Recorded data:
^^^^^^^^

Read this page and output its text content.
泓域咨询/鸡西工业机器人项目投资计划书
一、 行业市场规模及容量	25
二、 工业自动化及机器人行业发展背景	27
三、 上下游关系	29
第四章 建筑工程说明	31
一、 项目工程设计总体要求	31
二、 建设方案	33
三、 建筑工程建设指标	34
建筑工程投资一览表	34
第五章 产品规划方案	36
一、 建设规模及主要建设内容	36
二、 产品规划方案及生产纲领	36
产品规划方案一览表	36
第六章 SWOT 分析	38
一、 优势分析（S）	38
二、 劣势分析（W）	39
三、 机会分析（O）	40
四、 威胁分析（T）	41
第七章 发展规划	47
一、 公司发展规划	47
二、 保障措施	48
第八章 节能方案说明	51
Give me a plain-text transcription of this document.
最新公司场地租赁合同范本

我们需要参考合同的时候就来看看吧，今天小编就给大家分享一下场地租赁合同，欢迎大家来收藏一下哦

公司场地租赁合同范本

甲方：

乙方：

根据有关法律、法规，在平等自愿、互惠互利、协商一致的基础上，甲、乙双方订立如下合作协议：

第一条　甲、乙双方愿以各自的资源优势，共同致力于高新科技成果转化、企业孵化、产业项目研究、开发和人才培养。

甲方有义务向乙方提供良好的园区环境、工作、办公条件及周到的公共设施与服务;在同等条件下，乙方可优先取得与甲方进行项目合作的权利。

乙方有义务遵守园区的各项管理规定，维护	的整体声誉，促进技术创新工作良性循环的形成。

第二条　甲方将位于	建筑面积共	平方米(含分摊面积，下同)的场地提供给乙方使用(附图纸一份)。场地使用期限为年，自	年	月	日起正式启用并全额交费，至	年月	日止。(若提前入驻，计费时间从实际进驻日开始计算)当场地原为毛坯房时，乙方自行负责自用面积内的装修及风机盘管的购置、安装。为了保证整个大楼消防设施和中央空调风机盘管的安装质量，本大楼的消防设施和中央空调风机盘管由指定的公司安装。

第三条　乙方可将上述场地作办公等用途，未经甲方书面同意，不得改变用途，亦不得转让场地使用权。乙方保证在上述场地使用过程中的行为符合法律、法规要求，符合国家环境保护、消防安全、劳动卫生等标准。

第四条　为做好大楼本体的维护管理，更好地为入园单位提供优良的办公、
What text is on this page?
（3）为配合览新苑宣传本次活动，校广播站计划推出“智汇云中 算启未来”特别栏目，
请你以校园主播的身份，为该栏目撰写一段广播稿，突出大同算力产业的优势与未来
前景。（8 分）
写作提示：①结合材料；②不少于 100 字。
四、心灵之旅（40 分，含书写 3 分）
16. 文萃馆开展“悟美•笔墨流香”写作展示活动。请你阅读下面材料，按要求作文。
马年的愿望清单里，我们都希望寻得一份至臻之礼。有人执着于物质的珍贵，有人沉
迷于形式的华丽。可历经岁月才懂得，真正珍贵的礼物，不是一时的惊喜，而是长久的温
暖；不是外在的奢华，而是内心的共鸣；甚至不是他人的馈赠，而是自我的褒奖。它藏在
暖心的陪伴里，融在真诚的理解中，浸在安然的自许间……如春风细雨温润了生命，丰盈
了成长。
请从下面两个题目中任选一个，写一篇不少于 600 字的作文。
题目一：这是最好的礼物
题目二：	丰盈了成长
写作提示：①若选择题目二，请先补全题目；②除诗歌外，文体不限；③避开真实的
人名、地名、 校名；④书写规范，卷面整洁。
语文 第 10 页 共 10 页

^^^^^^^^

EXERCISE TASK:
Print all the data exactly.

OUTPUT FOR THIS EXERCISE:
Read this page and output its text content.
泓域咨询/鸡西工业机器人项目投资计划书
一、 行业市场规模及容量	25
二、 工业自动化及机器人行业发展背景	27
三、 上下游关系	29
第四章 建筑工程说明	31
一、 项目工程设计总体要求	31
二、 建设方案	33
三、 建筑工程建设指标	34
建筑工程投资一览表	34
第五章 产品规划方案	36
一、 建设规模及主要建设内容	36
二、 产品规划方案及生产纲领	36
产品规划方案一览表	36
第六章 SWOT 分析	38
一、 优势分析（S）	38
二、 劣势分析（W）	39
三、 机会分析（O）	40
四、 威胁分析（T）	41
第七章 发展规划	47
一、 公司发展规划	47
二、 保障措施	48
第八章 节能方案说明	51
Give me a plain-text transcription of this document.
最新公司场地租赁合同范本

我们需要参考合同的时候就来看看吧，今天小编就给大家分享一下场地租赁合同，欢迎大家来收藏一下哦

公司场地租赁合同范本

甲方：

乙方：

根据有关法律、法规，在平等自愿、互惠互利、协商一致的基础上，甲、乙双方订立如下合作协议：

第一条　甲、乙双方愿以各自的资源优势，共同致力于高新科技成果转化、企业孵化、产业项目研究、开发和人才培养。

甲方有义务向乙方提供良好的园区环境、工作、办公条件及周到的公共设施与服务;在同等条件下，乙方可优先取得与甲方进行项目合作的权利。

乙方有义务遵守园区的各项管理规定，维护	的整体声誉，促进技术创新工作良性循环的形成。

第二条　甲方将位于	建筑面积共	平方米(含分摊面积，下同)的场地提供给乙方使用(附图纸一份)。场地使用期限为年，自	年	月	日起正式启用并全额交费，至	年月	日止。(若提前入驻，计费时间从实际进驻日开始计算)当场地原为毛坯房时，乙方自行负责自用面积内的装修及风机盘管的购置、安装。为了保证整个大楼消防设施和中央空调风机盘管的安装质量，本大楼的消防设施和中央空调风机盘管由指定的公司安装。

第三条　乙方可将上述场地作办公等用途，未经甲方书面同意，不得改变用途，亦不得转让场地使用权。乙方保证在上述场地使用过程中的行为符合法律、法规要求，符合国家环境保护、消防安全、劳动卫生等标准。

第四条　为做好大楼本体的维护管理，更好地为入园单位提供优良的办公、
What text is on this page?
（3）为配合览新苑宣传本次活动，校广播站计划推出“智汇云中 算启未来”特别栏目，
请你以校园主播的身份，为该栏目撰写一段广播稿，突出大同算力产业的优势与未来
前景。（8 分）
写作提示：①结合材料；②不少于 100 字。
四、心灵之旅（40 分，含书写 3 分）
16. 文萃馆开展“悟美•笔墨流香”写作展示活动。请你阅读下面材料，按要求作文。
马年的愿望清单里，我们都希望寻得一份至臻之礼。有人执着于物质的珍贵，有人沉
迷于形式的华丽。可历经岁月才懂得，真正珍贵的礼物，不是一时的惊喜，而是长久的温
暖；不是外在的奢华，而是内心的共鸣；甚至不是他人的馈赠，而是自我的褒奖。它藏在
暖心的陪伴里，融在真诚的理解中，浸在安然的自许间……如春风细雨温润了生命，丰盈
了成长。
请从下面两个题目中任选一个，写一篇不少于 600 字的作文。
题目一：这是最好的礼物
题目二：	丰盈了成长
写作提示：①若选择题目二，请先补全题目；②除诗歌外，文体不限；③避开真实的
人名、地名、 校名；④书写规范，卷面整洁。
语文 第 10 页 共 10 页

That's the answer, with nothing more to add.